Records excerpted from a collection
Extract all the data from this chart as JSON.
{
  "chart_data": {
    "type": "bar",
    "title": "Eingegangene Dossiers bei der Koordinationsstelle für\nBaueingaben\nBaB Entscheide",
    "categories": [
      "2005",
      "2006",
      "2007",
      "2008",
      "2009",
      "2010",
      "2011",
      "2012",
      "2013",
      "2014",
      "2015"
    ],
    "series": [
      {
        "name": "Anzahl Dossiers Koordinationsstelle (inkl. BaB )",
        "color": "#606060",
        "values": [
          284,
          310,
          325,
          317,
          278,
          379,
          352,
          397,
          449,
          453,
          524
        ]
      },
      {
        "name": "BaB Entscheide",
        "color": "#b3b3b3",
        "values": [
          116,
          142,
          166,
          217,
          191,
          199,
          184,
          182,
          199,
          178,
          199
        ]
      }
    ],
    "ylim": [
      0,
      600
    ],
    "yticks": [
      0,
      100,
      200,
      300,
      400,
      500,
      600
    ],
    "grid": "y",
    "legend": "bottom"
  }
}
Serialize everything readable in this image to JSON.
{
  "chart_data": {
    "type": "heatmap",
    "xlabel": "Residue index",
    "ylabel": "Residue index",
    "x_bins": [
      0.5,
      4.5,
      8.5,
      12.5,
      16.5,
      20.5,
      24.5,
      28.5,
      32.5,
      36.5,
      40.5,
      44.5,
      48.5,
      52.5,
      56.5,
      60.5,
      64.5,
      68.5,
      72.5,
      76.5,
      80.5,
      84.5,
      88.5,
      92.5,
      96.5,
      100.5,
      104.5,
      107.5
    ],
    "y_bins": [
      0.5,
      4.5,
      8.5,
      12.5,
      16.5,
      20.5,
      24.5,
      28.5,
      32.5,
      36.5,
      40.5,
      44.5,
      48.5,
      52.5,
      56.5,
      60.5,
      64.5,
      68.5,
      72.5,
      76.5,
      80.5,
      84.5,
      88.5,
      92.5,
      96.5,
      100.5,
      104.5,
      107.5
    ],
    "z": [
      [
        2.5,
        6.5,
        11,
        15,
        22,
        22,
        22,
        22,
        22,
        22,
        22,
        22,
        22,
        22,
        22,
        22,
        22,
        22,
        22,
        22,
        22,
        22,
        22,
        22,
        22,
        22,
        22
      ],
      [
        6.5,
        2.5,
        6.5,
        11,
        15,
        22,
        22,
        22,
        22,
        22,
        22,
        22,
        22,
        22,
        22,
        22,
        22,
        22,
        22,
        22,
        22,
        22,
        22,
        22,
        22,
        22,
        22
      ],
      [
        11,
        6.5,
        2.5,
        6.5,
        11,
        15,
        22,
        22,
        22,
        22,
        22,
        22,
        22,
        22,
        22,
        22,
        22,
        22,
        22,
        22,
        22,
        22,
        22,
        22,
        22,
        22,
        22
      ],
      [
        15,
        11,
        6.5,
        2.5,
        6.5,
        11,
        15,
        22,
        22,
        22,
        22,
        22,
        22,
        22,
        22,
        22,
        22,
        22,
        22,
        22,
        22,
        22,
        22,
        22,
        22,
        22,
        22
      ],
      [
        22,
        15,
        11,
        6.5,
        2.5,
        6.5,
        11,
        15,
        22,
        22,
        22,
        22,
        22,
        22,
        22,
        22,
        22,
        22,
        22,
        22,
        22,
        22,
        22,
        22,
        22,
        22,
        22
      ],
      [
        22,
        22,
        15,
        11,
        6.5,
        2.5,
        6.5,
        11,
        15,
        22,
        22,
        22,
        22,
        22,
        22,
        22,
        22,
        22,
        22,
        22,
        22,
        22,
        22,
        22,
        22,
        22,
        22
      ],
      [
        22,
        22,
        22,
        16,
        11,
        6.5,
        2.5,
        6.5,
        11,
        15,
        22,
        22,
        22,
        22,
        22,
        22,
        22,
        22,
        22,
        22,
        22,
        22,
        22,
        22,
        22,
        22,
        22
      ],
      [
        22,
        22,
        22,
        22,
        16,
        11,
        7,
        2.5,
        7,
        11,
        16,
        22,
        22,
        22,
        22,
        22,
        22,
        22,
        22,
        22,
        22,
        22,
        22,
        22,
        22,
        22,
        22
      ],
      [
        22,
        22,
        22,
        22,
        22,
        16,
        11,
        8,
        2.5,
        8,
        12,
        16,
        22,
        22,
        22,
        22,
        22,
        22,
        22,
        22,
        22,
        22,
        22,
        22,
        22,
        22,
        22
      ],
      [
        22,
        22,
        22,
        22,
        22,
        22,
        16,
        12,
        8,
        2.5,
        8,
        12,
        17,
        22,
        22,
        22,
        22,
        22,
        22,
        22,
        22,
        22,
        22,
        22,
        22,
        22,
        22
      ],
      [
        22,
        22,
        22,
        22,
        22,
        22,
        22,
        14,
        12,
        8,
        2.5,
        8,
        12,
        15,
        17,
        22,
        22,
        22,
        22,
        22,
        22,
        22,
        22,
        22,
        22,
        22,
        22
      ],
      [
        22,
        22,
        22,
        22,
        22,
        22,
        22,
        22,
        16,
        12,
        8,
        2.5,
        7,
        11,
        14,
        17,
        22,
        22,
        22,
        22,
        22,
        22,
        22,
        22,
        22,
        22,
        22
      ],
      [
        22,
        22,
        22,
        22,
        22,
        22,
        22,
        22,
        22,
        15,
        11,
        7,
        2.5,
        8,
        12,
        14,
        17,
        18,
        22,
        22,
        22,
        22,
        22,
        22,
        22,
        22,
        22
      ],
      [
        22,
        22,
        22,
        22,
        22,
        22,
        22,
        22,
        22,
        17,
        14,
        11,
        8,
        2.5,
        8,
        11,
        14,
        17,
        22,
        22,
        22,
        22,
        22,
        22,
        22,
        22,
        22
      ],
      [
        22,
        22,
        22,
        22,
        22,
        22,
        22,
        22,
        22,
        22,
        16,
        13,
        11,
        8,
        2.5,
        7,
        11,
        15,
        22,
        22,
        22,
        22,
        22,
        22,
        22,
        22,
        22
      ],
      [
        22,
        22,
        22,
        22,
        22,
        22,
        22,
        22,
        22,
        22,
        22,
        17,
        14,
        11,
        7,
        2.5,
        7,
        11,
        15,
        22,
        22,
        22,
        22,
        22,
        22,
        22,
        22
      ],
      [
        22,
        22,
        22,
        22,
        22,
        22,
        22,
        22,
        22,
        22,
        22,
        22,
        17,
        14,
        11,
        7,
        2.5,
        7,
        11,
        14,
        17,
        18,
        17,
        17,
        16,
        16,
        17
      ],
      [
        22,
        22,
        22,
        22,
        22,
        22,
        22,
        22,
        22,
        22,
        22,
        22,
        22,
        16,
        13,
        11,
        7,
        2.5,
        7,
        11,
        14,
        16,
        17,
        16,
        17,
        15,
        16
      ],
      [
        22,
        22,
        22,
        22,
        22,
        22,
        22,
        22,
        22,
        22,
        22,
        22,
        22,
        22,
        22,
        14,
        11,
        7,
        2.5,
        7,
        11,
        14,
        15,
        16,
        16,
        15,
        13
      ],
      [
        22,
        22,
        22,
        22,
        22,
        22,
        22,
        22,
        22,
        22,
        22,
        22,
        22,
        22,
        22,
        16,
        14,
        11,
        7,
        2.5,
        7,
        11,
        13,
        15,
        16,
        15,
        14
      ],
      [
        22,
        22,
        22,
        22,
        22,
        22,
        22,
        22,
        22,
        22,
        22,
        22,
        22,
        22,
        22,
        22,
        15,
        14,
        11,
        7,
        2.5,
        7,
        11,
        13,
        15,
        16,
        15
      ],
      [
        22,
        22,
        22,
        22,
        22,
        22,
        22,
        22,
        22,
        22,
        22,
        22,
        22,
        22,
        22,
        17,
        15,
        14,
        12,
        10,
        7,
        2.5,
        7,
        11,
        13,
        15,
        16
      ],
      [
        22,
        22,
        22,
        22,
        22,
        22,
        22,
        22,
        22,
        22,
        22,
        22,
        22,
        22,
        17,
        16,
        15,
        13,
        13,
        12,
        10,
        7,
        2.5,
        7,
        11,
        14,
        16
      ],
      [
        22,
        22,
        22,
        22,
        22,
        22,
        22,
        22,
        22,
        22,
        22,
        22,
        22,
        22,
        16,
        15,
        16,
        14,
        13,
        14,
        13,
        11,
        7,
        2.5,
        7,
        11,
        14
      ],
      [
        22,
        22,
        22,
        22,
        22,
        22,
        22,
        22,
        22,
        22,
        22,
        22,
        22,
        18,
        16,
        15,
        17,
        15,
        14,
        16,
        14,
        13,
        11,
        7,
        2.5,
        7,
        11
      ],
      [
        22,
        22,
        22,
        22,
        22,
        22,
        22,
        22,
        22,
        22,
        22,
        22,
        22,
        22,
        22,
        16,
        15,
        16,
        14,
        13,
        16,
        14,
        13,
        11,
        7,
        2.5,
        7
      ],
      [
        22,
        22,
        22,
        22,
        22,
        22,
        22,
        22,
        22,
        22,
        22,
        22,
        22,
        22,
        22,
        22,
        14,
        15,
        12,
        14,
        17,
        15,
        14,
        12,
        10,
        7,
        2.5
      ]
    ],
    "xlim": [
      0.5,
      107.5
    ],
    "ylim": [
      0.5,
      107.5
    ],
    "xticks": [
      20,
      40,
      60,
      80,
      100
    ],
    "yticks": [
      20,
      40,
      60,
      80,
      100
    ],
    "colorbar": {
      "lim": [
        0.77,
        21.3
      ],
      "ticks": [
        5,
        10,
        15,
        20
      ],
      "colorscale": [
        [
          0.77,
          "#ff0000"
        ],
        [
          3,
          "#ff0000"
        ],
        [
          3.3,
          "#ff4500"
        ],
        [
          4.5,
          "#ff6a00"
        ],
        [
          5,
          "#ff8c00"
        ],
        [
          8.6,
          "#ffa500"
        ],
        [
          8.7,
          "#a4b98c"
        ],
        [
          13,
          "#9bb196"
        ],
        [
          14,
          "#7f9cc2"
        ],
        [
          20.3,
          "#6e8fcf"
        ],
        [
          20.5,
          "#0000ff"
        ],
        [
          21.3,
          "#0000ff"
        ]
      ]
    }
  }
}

- What is expected
Search the data for "index" and list every line in which it occurs.

- The response
    "xlabel": "Residue index",
    "ylabel": "Residue index",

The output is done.